=== Task directions ===
Write out the listing below again, precisely as it is given.

=== Available records ===
^^^^^^^^

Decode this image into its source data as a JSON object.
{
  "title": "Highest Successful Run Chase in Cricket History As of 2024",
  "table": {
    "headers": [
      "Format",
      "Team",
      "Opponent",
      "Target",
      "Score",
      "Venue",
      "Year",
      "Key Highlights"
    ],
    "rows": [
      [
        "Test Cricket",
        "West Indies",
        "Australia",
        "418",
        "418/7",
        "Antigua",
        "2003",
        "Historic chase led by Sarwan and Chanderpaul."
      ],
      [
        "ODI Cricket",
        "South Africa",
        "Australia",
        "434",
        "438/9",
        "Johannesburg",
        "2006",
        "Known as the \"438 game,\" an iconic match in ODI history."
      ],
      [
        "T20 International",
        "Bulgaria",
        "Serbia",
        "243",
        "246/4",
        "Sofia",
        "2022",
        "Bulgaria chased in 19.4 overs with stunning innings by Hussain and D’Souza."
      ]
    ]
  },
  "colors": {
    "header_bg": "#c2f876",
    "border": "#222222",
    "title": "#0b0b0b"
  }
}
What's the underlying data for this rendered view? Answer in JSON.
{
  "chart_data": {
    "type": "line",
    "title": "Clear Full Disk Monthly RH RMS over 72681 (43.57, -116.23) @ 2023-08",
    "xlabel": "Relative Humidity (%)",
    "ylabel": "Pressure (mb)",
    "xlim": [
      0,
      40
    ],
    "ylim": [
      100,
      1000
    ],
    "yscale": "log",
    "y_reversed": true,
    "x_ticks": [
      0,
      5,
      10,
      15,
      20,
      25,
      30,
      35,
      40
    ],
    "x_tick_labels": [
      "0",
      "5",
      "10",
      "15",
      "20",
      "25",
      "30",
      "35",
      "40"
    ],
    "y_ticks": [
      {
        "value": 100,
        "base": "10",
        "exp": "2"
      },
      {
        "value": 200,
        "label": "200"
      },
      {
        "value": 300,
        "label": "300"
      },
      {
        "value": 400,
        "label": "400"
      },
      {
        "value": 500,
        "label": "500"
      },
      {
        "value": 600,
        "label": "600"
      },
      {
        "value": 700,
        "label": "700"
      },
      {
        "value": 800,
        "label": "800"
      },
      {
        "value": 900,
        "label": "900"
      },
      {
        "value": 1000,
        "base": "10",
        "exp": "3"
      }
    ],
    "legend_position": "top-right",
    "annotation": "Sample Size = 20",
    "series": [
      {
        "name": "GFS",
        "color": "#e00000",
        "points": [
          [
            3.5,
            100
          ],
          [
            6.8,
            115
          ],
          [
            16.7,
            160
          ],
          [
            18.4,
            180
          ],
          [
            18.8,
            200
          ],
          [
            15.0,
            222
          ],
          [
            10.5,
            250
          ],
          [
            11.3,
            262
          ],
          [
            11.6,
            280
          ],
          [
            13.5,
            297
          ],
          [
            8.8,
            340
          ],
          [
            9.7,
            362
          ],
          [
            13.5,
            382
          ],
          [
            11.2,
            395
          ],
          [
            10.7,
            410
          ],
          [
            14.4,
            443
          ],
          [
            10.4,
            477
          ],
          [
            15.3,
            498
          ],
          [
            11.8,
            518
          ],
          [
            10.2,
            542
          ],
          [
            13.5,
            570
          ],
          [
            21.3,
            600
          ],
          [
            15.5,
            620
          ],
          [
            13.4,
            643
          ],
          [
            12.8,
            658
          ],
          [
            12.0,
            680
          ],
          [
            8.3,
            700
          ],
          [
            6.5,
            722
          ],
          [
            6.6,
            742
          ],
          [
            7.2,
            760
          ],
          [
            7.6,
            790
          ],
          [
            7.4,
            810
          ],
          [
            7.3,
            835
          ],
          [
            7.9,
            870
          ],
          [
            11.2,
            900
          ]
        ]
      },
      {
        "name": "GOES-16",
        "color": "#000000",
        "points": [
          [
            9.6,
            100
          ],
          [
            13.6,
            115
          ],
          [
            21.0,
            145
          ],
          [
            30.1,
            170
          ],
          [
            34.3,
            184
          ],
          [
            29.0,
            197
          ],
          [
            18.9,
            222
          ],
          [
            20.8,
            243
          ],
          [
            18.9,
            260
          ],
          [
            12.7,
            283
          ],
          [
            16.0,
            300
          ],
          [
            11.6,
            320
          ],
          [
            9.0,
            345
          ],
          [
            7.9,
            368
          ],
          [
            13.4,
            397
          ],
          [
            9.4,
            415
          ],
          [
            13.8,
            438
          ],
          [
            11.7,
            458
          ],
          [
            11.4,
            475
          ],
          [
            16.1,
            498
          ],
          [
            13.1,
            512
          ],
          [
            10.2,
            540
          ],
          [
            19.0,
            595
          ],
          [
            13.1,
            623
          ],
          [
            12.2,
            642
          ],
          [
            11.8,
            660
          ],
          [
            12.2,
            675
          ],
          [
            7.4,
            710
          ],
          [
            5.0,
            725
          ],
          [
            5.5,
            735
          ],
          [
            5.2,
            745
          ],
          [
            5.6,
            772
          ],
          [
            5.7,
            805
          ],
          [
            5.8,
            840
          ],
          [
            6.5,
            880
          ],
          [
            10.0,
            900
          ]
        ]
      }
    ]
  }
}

^^^^^^^^

=== Final result ===
Decode this image into its source data as a JSON object.
{
  "title": "Highest Successful Run Chase in Cricket History As of 2024",
  "table": {
    "headers": [
      "Format",
      "Team",
      "Opponent",
      "Target",
      "Score",
      "Venue",
      "Year",
      "Key Highlights"
    ],
    "rows": [
      [
        "Test Cricket",
        "West Indies",
        "Australia",
        "418",
        "418/7",
        "Antigua",
        "2003",
        "Historic chase led by Sarwan and Chanderpaul."
      ],
      [
        "ODI Cricket",
        "South Africa",
        "Australia",
        "434",
        "438/9",
        "Johannesburg",
        "2006",
        "Known as the \"438 game,\" an iconic match in ODI history."
      ],
      [
        "T20 International",
        "Bulgaria",
        "Serbia",
        "243",
        "246/4",
        "Sofia",
        "2022",
        "Bulgaria chased in 19.4 overs with stunning innings by Hussain and D’Souza."
      ]
    ]
  },
  "colors": {
    "header_bg": "#c2f876",
    "border": "#222222",
    "title": "#0b0b0b"
  }
}
What's the underlying data for this rendered view? Answer in JSON.
{
  "chart_data": {
    "type": "line",
    "title": "Clear Full Disk Monthly RH RMS over 72681 (43.57, -116.23) @ 2023-08",
    "xlabel": "Relative Humidity (%)",
    "ylabel": "Pressure (mb)",
    "xlim": [
      0,
      40
    ],
    "ylim": [
      100,
      1000
    ],
    "yscale": "log",
    "y_reversed": true,
    "x_ticks": [
      0,
      5,
      10,
      15,
      20,
      25,
      30,
      35,
      40
    ],
    "x_tick_labels": [
      "0",
      "5",
      "10",
      "15",
      "20",
      "25",
      "30",
      "35",
      "40"
    ],
    "y_ticks": [
      {
        "value": 100,
        "base": "10",
        "exp": "2"
      },
      {
        "value": 200,
        "label": "200"
      },
      {
        "value": 300,
        "label": "300"
      },
      {
        "value": 400,
        "label": "400"
      },
      {
        "value": 500,
        "label": "500"
      },
      {
        "value": 600,
        "label": "600"
      },
      {
        "value": 700,
        "label": "700"
      },
      {
        "value": 800,
        "label": "800"
      },
      {
        "value": 900,
        "label": "900"
      },
      {
        "value": 1000,
        "base": "10",
        "exp": "3"
      }
    ],
    "legend_position": "top-right",
    "annotation": "Sample Size = 20",
    "series": [
      {
        "name": "GFS",
        "color": "#e00000",
        "points": [
          [
            3.5,
            100
          ],
          [
            6.8,
            115
          ],
          [
            16.7,
            160
          ],
          [
            18.4,
            180
          ],
          [
            18.8,
            200
          ],
          [
            15.0,
            222
          ],
          [
            10.5,
            250
          ],
          [
            11.3,
            262
          ],
          [
            11.6,
            280
          ],
          [
            13.5,
            297
          ],
          [
            8.8,
            340
          ],
          [
            9.7,
            362
          ],
          [
            13.5,
            382
          ],
          [
            11.2,
            395
          ],
          [
            10.7,
            410
          ],
          [
            14.4,
            443
          ],
          [
            10.4,
            477
          ],
          [
            15.3,
            498
          ],
          [
            11.8,
            518
          ],
          [
            10.2,
            542
          ],
          [
            13.5,
            570
          ],
          [
            21.3,
            600
          ],
          [
            15.5,
            620
          ],
          [
            13.4,
            643
          ],
          [
            12.8,
            658
          ],
          [
            12.0,
            680
          ],
          [
            8.3,
            700
          ],
          [
            6.5,
            722
          ],
          [
            6.6,
            742
          ],
          [
            7.2,
            760
          ],
          [
            7.6,
            790
          ],
          [
            7.4,
            810
          ],
          [
            7.3,
            835
          ],
          [
            7.9,
            870
          ],
          [
            11.2,
            900
          ]
        ]
      },
      {
        "name": "GOES-16",
        "color": "#000000",
        "points": [
          [
            9.6,
            100
          ],
          [
            13.6,
            115
          ],
          [
            21.0,
            145
          ],
          [
            30.1,
            170
          ],
          [
            34.3,
            184
          ],
          [
            29.0,
            197
          ],
          [
            18.9,
            222
          ],
          [
            20.8,
            243
          ],
          [
            18.9,
            260
          ],
          [
            12.7,
            283
          ],
          [
            16.0,
            300
          ],
          [
            11.6,
            320
          ],
          [
            9.0,
            345
          ],
          [
            7.9,
            368
          ],
          [
            13.4,
            397
          ],
          [
            9.4,
            415
          ],
          [
            13.8,
            438
          ],
          [
            11.7,
            458
          ],
          [
            11.4,
            475
          ],
          [
            16.1,
            498
          ],
          [
            13.1,
            512
          ],
          [
            10.2,
            540
          ],
          [
            19.0,
            595
          ],
          [
            13.1,
            623
          ],
          [
            12.2,
            642
          ],
          [
            11.8,
            660
          ],
          [
            12.2,
            675
          ],
          [
            7.4,
            710
          ],
          [
            5.0,
            725
          ],
          [
            5.5,
            735
          ],
          [
            5.2,
            745
          ],
          [
            5.6,
            772
          ],
          [
            5.7,
            805
          ],
          [
            5.8,
            840
          ],
          [
            6.5,
            880
          ],
          [
            10.0,
            900
          ]
        ]
      }
    ]
  }
}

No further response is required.